**Task to complete**. Return all the entries exactly, keeping pictures out.

* Begin Data supplied *

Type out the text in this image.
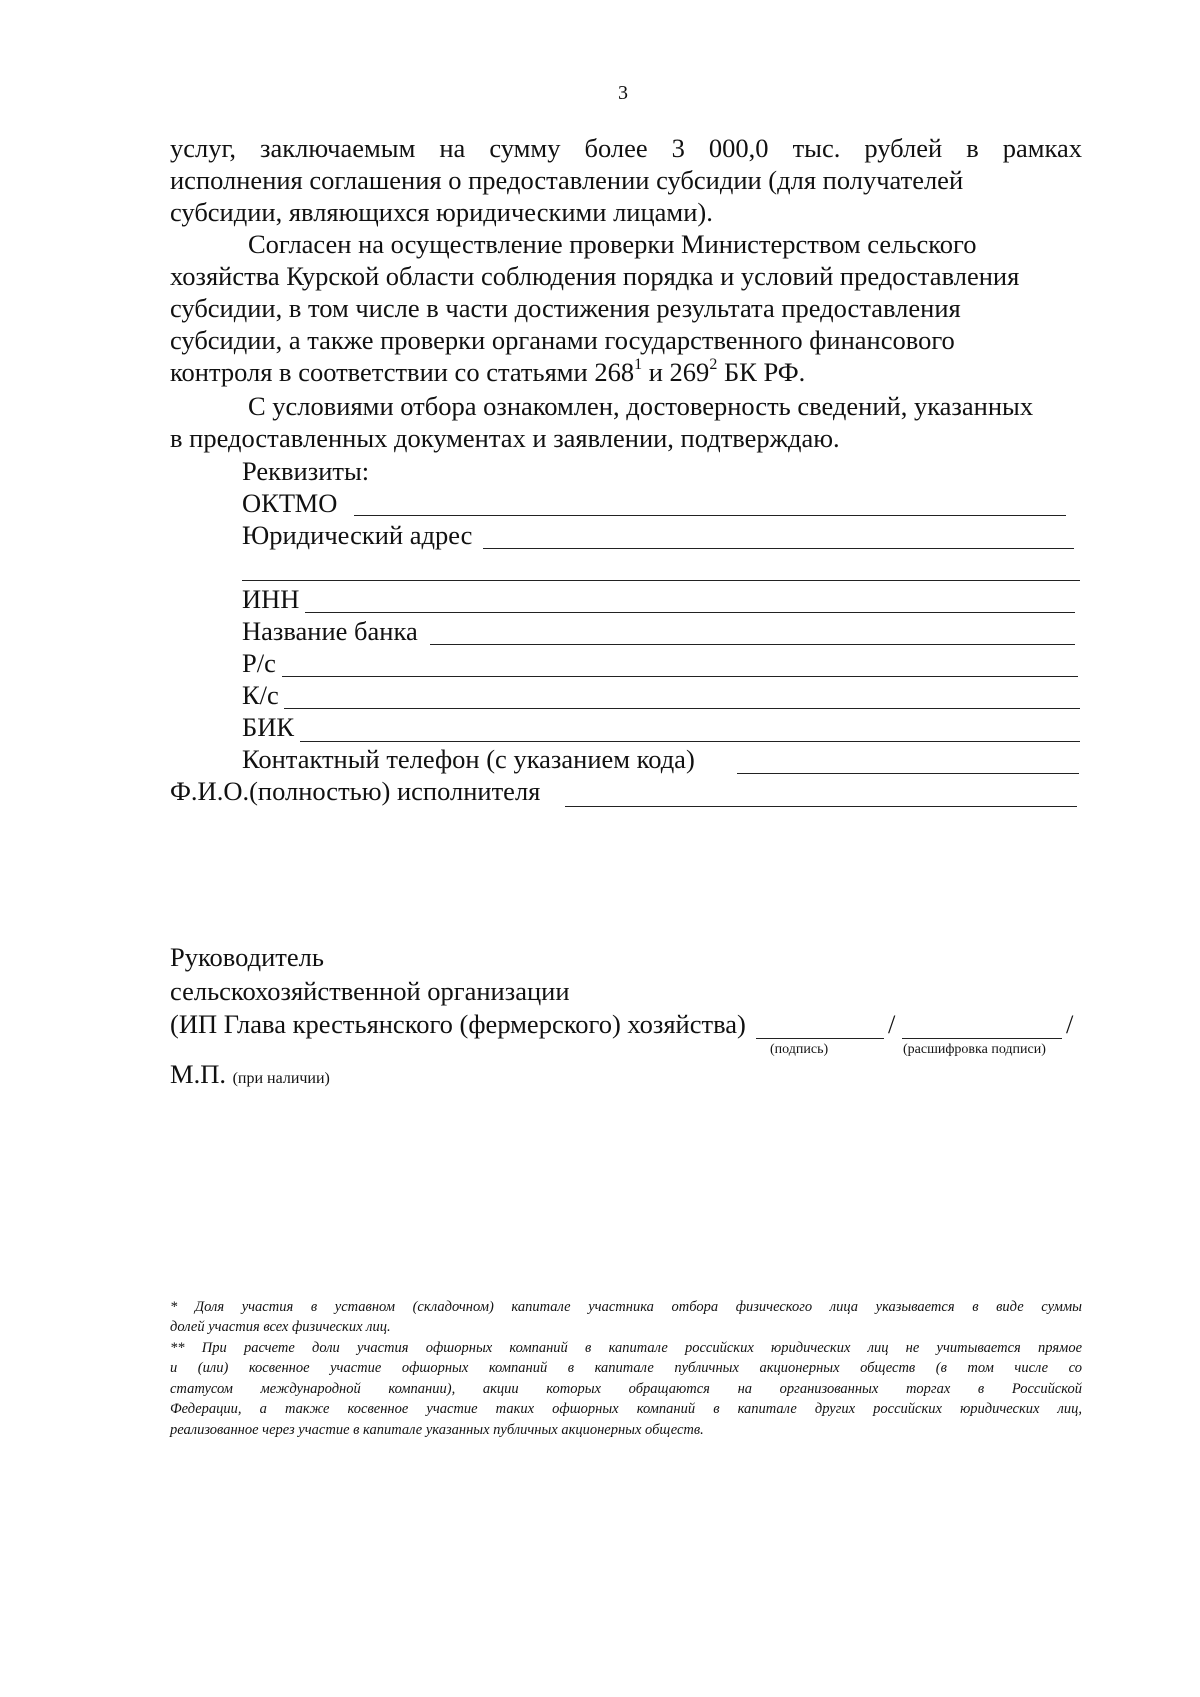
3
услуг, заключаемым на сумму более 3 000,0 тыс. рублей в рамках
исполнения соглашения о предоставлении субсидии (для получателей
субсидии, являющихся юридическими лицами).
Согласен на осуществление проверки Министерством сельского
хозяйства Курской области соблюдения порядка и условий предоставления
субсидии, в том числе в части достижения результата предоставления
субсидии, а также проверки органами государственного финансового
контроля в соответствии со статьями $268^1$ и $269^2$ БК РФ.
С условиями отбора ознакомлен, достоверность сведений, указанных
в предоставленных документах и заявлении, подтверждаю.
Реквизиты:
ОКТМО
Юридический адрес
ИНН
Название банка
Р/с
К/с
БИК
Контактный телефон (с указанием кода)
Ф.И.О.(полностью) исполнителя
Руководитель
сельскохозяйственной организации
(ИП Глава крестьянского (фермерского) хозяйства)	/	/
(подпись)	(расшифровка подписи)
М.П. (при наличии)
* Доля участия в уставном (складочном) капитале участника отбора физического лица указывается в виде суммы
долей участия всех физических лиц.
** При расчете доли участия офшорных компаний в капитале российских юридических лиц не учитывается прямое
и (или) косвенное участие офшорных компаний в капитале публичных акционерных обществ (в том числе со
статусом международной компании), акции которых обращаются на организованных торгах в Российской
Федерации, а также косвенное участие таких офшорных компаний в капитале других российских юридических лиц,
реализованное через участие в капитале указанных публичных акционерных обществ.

* End Data supplied *

**Right answer**.
Type out the text in this image.
3
услуг, заключаемым на сумму более 3 000,0 тыс. рублей в рамках
исполнения соглашения о предоставлении субсидии (для получателей
субсидии, являющихся юридическими лицами).
Согласен на осуществление проверки Министерством сельского
хозяйства Курской области соблюдения порядка и условий предоставления
субсидии, в том числе в части достижения результата предоставления
субсидии, а также проверки органами государственного финансового
контроля в соответствии со статьями $268^1$ и $269^2$ БК РФ.
С условиями отбора ознакомлен, достоверность сведений, указанных
в предоставленных документах и заявлении, подтверждаю.
Реквизиты:
ОКТМО
Юридический адрес
ИНН
Название банка
Р/с
К/с
БИК
Контактный телефон (с указанием кода)
Ф.И.О.(полностью) исполнителя
Руководитель
сельскохозяйственной организации
(ИП Глава крестьянского (фермерского) хозяйства)	/	/
(подпись)	(расшифровка подписи)
М.П. (при наличии)
* Доля участия в уставном (складочном) капитале участника отбора физического лица указывается в виде суммы
долей участия всех физических лиц.
** При расчете доли участия офшорных компаний в капитале российских юридических лиц не учитывается прямое
и (или) косвенное участие офшорных компаний в капитале публичных акционерных обществ (в том числе со
статусом международной компании), акции которых обращаются на организованных торгах в Российской
Федерации, а также косвенное участие таких офшорных компаний в капитале других российских юридических лиц,
реализованное через участие в капитале указанных публичных акционерных обществ.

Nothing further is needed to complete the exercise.